Copy out all lines with the word "掌握一个因数中间有" in them.

(Dataset entries)
%%

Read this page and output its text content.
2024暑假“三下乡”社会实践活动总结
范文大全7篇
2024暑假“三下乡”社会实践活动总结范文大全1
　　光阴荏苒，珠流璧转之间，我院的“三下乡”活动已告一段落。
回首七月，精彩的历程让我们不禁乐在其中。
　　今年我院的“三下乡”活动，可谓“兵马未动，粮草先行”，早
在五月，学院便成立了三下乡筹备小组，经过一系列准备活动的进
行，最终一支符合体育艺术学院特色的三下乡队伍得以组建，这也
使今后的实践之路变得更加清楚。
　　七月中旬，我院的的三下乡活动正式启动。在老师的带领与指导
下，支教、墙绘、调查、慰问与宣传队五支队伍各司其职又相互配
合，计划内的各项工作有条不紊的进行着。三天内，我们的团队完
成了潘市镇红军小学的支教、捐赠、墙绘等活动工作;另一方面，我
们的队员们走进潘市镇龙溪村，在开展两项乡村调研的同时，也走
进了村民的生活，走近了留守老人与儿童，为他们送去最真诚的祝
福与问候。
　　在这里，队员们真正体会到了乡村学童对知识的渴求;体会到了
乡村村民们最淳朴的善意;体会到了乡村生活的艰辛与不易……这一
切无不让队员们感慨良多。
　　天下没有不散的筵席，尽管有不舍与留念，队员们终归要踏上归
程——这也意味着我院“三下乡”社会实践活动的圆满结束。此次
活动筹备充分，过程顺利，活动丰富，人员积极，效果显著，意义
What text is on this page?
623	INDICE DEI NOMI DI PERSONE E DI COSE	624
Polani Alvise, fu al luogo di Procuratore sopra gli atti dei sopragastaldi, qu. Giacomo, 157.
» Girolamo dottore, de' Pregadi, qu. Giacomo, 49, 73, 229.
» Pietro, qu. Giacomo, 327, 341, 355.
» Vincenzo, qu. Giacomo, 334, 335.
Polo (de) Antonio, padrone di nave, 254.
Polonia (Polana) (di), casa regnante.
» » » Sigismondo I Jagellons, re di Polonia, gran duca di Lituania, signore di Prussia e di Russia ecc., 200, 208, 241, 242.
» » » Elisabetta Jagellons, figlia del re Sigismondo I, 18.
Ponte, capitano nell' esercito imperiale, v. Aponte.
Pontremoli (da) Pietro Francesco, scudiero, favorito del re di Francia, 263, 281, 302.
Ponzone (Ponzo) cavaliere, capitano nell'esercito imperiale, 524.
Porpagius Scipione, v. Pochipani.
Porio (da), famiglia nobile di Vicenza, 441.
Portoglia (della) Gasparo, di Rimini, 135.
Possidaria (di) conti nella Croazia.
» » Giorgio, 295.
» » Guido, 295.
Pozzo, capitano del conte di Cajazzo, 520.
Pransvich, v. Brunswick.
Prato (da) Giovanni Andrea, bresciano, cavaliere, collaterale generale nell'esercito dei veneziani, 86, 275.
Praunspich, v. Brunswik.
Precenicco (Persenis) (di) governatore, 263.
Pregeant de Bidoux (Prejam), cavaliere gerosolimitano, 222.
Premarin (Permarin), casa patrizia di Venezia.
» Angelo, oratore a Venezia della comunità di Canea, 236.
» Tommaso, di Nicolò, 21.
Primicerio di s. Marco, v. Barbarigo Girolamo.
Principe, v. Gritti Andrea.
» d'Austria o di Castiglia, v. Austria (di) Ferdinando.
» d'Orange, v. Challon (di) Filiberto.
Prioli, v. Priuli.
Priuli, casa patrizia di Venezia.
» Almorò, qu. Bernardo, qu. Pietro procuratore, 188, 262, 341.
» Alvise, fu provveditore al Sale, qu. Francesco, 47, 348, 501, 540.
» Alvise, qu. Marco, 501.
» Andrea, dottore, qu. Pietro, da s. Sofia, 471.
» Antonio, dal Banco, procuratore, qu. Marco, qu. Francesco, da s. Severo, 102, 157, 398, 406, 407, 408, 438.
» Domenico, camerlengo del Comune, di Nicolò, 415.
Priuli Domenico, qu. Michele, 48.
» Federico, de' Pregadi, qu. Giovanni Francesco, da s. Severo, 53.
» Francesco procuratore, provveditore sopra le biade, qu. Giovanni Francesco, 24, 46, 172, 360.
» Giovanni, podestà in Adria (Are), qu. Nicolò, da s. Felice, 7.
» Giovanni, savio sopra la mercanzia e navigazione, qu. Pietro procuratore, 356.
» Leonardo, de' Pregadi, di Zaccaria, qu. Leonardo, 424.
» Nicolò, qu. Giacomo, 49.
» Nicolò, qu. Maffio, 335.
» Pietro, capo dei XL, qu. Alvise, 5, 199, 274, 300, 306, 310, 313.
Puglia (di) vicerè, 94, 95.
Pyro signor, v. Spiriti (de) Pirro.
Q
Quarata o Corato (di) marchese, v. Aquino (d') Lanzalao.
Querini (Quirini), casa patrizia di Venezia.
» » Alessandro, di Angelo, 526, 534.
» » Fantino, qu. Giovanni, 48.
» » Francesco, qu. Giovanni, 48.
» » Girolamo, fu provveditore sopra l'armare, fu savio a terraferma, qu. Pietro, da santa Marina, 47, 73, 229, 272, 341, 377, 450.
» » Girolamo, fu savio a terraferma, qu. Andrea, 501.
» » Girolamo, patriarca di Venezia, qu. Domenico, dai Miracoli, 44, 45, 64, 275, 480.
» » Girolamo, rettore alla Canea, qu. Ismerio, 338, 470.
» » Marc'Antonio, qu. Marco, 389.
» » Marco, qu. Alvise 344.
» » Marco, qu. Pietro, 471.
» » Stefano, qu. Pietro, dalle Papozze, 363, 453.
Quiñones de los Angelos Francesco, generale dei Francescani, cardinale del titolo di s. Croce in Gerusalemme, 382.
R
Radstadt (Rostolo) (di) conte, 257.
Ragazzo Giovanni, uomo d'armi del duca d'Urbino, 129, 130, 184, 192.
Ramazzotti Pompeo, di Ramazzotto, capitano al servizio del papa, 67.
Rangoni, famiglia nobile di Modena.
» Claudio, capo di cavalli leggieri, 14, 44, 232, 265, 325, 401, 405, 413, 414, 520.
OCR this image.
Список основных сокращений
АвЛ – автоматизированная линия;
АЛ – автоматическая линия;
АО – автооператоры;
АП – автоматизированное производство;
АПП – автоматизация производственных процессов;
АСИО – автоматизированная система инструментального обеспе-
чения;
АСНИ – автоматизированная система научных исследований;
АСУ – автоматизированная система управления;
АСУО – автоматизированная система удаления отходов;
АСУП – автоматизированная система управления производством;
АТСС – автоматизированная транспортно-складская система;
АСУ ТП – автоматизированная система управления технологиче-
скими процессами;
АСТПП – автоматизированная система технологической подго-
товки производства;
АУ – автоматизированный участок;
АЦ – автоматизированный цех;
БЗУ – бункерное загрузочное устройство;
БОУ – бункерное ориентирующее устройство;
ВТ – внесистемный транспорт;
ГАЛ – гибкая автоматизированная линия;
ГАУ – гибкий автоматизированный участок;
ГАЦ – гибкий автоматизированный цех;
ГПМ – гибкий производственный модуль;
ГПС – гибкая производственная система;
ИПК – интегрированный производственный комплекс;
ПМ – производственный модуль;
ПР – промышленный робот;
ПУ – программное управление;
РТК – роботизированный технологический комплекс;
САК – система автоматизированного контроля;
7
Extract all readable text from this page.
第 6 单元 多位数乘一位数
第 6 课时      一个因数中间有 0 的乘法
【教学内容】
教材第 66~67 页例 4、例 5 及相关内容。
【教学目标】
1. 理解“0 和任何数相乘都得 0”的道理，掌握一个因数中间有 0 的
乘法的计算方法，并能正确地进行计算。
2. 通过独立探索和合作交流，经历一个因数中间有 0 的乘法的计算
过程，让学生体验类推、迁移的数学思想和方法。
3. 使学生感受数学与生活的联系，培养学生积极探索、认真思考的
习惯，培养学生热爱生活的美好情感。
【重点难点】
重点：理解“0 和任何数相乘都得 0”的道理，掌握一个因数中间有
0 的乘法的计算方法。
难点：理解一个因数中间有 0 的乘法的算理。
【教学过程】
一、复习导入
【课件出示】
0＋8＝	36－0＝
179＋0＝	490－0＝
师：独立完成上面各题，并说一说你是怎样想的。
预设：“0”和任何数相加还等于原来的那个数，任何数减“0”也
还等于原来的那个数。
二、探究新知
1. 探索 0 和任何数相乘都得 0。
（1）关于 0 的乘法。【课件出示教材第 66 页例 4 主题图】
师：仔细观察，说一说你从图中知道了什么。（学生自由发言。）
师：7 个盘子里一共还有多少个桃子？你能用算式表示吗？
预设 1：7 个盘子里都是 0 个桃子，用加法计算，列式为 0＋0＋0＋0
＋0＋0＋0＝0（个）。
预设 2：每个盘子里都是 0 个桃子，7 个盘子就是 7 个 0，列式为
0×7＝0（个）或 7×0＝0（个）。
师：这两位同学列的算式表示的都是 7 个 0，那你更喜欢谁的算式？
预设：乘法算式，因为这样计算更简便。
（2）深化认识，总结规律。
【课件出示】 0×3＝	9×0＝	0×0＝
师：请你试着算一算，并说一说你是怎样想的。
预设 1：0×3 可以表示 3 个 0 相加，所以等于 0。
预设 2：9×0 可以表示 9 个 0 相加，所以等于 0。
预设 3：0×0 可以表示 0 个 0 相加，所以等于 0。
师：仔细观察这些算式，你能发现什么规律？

%%

- [The output]
1. 理解“0 和任何数相乘都得 0”的道理，掌握一个因数中间有 0 的
重点：理解“0 和任何数相乘都得 0”的道理，掌握一个因数中间有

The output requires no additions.